What needs to be done: Select every line containing the word "Bank" from the material, and copy those lines.

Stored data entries

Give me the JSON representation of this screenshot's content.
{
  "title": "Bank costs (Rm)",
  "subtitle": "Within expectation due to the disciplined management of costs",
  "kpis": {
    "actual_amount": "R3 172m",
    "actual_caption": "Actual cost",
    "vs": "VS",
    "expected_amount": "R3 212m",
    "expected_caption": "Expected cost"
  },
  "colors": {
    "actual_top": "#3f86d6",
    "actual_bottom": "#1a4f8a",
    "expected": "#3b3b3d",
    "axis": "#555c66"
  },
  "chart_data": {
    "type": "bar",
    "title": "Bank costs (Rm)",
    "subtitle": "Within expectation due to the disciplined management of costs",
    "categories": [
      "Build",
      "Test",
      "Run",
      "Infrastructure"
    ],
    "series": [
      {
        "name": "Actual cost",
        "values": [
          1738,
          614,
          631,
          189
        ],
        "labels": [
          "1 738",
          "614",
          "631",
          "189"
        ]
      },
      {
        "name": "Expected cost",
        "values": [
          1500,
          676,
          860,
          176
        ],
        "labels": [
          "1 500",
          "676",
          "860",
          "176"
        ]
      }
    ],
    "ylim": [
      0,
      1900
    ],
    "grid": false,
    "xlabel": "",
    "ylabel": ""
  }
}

Answer for the task:
  "title": "Bank costs (Rm)",
    "title": "Bank costs (Rm)",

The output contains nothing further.